**What to do:**
Below are some records; retype all of them exactly.

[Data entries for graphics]

· · · · ·

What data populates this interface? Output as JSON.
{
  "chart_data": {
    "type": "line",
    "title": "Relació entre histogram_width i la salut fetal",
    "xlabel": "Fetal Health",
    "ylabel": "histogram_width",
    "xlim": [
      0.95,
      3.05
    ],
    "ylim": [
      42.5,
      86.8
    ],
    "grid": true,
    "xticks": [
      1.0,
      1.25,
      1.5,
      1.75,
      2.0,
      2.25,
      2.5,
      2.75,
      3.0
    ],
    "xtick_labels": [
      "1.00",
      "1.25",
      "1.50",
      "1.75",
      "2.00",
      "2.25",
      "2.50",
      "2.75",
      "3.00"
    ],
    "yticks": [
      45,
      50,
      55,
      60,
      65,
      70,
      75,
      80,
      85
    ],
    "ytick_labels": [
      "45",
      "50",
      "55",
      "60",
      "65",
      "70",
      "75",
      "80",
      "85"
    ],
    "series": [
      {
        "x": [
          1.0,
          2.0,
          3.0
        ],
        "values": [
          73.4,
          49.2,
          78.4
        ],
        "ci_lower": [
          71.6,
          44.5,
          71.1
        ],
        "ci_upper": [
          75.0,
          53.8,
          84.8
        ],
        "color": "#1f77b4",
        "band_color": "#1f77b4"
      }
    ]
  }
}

· · · · ·

**Task result:**
What data populates this interface? Output as JSON.
{
  "chart_data": {
    "type": "line",
    "title": "Relació entre histogram_width i la salut fetal",
    "xlabel": "Fetal Health",
    "ylabel": "histogram_width",
    "xlim": [
      0.95,
      3.05
    ],
    "ylim": [
      42.5,
      86.8
    ],
    "grid": true,
    "xticks": [
      1.0,
      1.25,
      1.5,
      1.75,
      2.0,
      2.25,
      2.5,
      2.75,
      3.0
    ],
    "xtick_labels": [
      "1.00",
      "1.25",
      "1.50",
      "1.75",
      "2.00",
      "2.25",
      "2.50",
      "2.75",
      "3.00"
    ],
    "yticks": [
      45,
      50,
      55,
      60,
      65,
      70,
      75,
      80,
      85
    ],
    "ytick_labels": [
      "45",
      "50",
      "55",
      "60",
      "65",
      "70",
      "75",
      "80",
      "85"
    ],
    "series": [
      {
        "x": [
          1.0,
          2.0,
          3.0
        ],
        "values": [
          73.4,
          49.2,
          78.4
        ],
        "ci_lower": [
          71.6,
          44.5,
          71.1
        ],
        "ci_upper": [
          75.0,
          53.8,
          84.8
        ],
        "color": "#1f77b4",
        "band_color": "#1f77b4"
      }
    ]
  }
}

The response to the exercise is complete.